◆ **What is expected**: Emit the entire listing verbatim.

-- Begin Working data --

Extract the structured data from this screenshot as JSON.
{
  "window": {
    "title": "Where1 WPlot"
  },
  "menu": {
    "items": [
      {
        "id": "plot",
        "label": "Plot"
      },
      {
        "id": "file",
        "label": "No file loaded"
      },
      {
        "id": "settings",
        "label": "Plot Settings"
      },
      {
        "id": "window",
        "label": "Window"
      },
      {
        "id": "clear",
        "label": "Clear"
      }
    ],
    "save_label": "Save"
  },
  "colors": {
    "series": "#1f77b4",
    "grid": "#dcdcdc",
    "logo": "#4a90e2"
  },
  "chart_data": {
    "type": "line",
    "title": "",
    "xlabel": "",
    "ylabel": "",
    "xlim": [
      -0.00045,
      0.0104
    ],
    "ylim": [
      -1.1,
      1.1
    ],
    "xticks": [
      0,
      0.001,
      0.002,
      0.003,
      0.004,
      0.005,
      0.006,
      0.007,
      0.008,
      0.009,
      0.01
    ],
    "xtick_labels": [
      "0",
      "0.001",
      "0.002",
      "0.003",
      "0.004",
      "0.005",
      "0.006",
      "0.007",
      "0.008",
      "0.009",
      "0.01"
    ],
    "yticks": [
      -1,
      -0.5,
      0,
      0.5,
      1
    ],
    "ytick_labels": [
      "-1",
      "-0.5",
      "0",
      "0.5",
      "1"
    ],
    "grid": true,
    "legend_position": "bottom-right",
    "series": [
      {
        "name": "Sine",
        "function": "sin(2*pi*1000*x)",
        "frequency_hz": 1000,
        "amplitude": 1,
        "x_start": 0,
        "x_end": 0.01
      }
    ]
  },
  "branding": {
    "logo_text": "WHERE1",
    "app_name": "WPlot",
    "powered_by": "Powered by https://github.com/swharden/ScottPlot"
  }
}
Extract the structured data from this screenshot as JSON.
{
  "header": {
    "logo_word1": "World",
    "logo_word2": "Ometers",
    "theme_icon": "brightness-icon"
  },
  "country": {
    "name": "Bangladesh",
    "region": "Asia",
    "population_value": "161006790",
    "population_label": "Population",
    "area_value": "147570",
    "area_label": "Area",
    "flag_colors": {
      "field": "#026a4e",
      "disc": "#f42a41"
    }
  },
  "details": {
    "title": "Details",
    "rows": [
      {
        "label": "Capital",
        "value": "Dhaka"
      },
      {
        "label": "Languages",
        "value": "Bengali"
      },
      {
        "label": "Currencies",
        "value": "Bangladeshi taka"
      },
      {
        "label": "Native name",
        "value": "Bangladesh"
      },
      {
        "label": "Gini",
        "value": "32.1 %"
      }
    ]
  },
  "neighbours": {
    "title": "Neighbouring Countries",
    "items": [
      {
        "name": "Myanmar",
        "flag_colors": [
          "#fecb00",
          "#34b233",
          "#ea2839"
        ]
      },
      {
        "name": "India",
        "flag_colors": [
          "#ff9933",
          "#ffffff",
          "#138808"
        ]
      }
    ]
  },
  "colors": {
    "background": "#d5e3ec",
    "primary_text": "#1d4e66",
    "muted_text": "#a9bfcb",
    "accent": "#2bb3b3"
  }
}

-- End Working data --

◆ **Answer to the exercise**:
Extract the structured data from this screenshot as JSON.
{
  "window": {
    "title": "Where1 WPlot"
  },
  "menu": {
    "items": [
      {
        "id": "plot",
        "label": "Plot"
      },
      {
        "id": "file",
        "label": "No file loaded"
      },
      {
        "id": "settings",
        "label": "Plot Settings"
      },
      {
        "id": "window",
        "label": "Window"
      },
      {
        "id": "clear",
        "label": "Clear"
      }
    ],
    "save_label": "Save"
  },
  "colors": {
    "series": "#1f77b4",
    "grid": "#dcdcdc",
    "logo": "#4a90e2"
  },
  "chart_data": {
    "type": "line",
    "title": "",
    "xlabel": "",
    "ylabel": "",
    "xlim": [
      -0.00045,
      0.0104
    ],
    "ylim": [
      -1.1,
      1.1
    ],
    "xticks": [
      0,
      0.001,
      0.002,
      0.003,
      0.004,
      0.005,
      0.006,
      0.007,
      0.008,
      0.009,
      0.01
    ],
    "xtick_labels": [
      "0",
      "0.001",
      "0.002",
      "0.003",
      "0.004",
      "0.005",
      "0.006",
      "0.007",
      "0.008",
      "0.009",
      "0.01"
    ],
    "yticks": [
      -1,
      -0.5,
      0,
      0.5,
      1
    ],
    "ytick_labels": [
      "-1",
      "-0.5",
      "0",
      "0.5",
      "1"
    ],
    "grid": true,
    "legend_position": "bottom-right",
    "series": [
      {
        "name": "Sine",
        "function": "sin(2*pi*1000*x)",
        "frequency_hz": 1000,
        "amplitude": 1,
        "x_start": 0,
        "x_end": 0.01
      }
    ]
  },
  "branding": {
    "logo_text": "WHERE1",
    "app_name": "WPlot",
    "powered_by": "Powered by https://github.com/swharden/ScottPlot"
  }
}
Extract the structured data from this screenshot as JSON.
{
  "header": {
    "logo_word1": "World",
    "logo_word2": "Ometers",
    "theme_icon": "brightness-icon"
  },
  "country": {
    "name": "Bangladesh",
    "region": "Asia",
    "population_value": "161006790",
    "population_label": "Population",
    "area_value": "147570",
    "area_label": "Area",
    "flag_colors": {
      "field": "#026a4e",
      "disc": "#f42a41"
    }
  },
  "details": {
    "title": "Details",
    "rows": [
      {
        "label": "Capital",
        "value": "Dhaka"
      },
      {
        "label": "Languages",
        "value": "Bengali"
      },
      {
        "label": "Currencies",
        "value": "Bangladeshi taka"
      },
      {
        "label": "Native name",
        "value": "Bangladesh"
      },
      {
        "label": "Gini",
        "value": "32.1 %"
      }
    ]
  },
  "neighbours": {
    "title": "Neighbouring Countries",
    "items": [
      {
        "name": "Myanmar",
        "flag_colors": [
          "#fecb00",
          "#34b233",
          "#ea2839"
        ]
      },
      {
        "name": "India",
        "flag_colors": [
          "#ff9933",
          "#ffffff",
          "#138808"
        ]
      }
    ]
  },
  "colors": {
    "background": "#d5e3ec",
    "primary_text": "#1d4e66",
    "muted_text": "#a9bfcb",
    "accent": "#2bb3b3"
  }
}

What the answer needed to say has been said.